TEXT UNDER STUDY:

=== Begin Enclosure ===

Sunday, August 28, 2011

Quality Assurance on PHP projects - PHPUnit part 3


Time for the third part on unit testing with phpunit in my Quality Assurance on PHP projects series. In part one we started writing unit tests for a simple game of tic-tac-toe. In part two we started converting our unit tests into actual code and moved our general unit test code for grids into a Grid focussed unit test. In this part, we're looking at how we can optimize the tests for our players.

When we look at our initial tests for players, we only focussed on two things: each player has a symbol and players are managed within a collection class.
    public function testGamePlayersAreSetAtStart()
    {
        $players = $this->_ttt->getPlayers();
        $this->assertInstanceOf('Players', $players);
        $this->assertEquals(2, count($players));
        $this->assertEquals(Player::PLAYER_X, $players->seek(0)->current()->getSymbol());
        $this->assertEquals(Player::PLAYER_O, $players->seek(1)->current()->getSymbol());
    }
As you can imagine, this is a very minimalistic test that cannot cope with all player related issues. We did have two classes to handle all player related issues and thus we need to move our test out of our TictactoeTest class.

A quick look at the functionality of a player should give us more fuel to creat better unit tests. Bytaking a new look at the functionality of a single player, we can optimize our tests. Since we already have some working code, let's take a quick look at the Player class to figure out what is being expected.
<?php
/**
 * TicTacToe
 * 
 * A simple game that's played with two players, each taking a turn by marking
 * a field in a grid of 3 x 3 with either an X or an O (one symbol per player).
 * Winner is the one who has 3 identical symbols in a single horizontal,
 * vertical or diagonal row.
 * 
 * @package Tictactoe
 * @license "Attribution-ShareAlike 3.0 Unported (CC BY-SA 3.0)"
 * @link http://creativecommons.org/licenses/by-sa/3.0/
 */
/**
 * Player
 * 
 * This Player class is responsible to set up and maintain a single player
 * 
 * @package Tictactoe
 * @category Tictactoe
 *
 */
class Player
{
    /**
     * Defines the symbol X for a player to choose
     * 
     * @var string
     */
    const PLAYER_X = 'X';
    /**
     * Defines the symbol X for a player to choose
     * 
     * @var string
     */
    const PLAYER_O = 'O';
    /**
     * The symbol a player chooses
     * 
     * @var string
     */
    protected $_symbol;
    /**
     * Constructor for a single player, with an optional symbol (X or O) to
     * define the player's playing symbol
     * 
     * @param string $symbol
     */
    public function __construct($symbol = null)

=== End Enclosure ===

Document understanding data
=== Begin Enclosure ===

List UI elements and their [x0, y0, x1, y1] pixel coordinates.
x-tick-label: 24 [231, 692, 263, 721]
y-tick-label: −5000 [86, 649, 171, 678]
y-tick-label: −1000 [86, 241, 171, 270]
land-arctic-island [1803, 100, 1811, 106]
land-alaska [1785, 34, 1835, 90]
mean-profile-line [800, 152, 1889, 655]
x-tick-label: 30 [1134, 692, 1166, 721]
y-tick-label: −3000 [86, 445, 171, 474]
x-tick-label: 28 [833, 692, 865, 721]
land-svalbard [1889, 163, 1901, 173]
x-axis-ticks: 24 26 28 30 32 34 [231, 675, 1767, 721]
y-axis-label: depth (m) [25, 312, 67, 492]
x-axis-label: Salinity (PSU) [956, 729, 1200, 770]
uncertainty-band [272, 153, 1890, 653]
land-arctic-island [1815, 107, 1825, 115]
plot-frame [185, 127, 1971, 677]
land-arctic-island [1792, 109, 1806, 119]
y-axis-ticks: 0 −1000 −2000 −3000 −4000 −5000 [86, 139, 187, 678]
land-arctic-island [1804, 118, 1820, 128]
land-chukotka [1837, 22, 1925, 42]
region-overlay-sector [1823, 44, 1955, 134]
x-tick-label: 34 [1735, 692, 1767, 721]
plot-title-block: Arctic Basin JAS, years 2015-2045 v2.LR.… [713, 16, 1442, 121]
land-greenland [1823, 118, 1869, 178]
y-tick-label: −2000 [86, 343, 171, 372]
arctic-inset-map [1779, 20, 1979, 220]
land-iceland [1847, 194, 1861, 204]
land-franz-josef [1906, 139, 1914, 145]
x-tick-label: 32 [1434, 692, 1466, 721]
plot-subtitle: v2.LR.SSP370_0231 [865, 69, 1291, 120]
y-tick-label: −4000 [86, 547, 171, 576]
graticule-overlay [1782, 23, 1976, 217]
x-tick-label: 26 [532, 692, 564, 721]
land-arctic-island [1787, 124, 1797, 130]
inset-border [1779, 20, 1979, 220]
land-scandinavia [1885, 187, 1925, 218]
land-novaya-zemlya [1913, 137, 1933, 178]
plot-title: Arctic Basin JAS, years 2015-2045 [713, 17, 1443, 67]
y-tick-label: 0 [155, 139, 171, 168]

=== End Enclosure ===

TASK LIST:
a) In the PHPUnit post, why does the player test need to be moved out of the TictactoeTest class?
b) Do these statements agree with the PHPUnit post? Answer yes or no for each, and quote the words that decide it. (i) In part two, the general unit test code for grids was moved into a Grid-focused unit test. (ii) The initial player tests focused on three things. (iii) The game is played on a 3 x 3 grid.
Answer using only the text, not the records.

RESPONSES FOR EACH TASK:
a) The existing player test is very minimal and "cannot cope with all player related issues." Player issues are handled by two classes, so the test has to move out of the TictactoeTest class.

b)
(i) Yes: "moved our general unit test code for grids into a Grid focussed unit test"
(ii) No: "we only focussed on two things"
(iii) Yes: "a field in a grid of 3 x 3"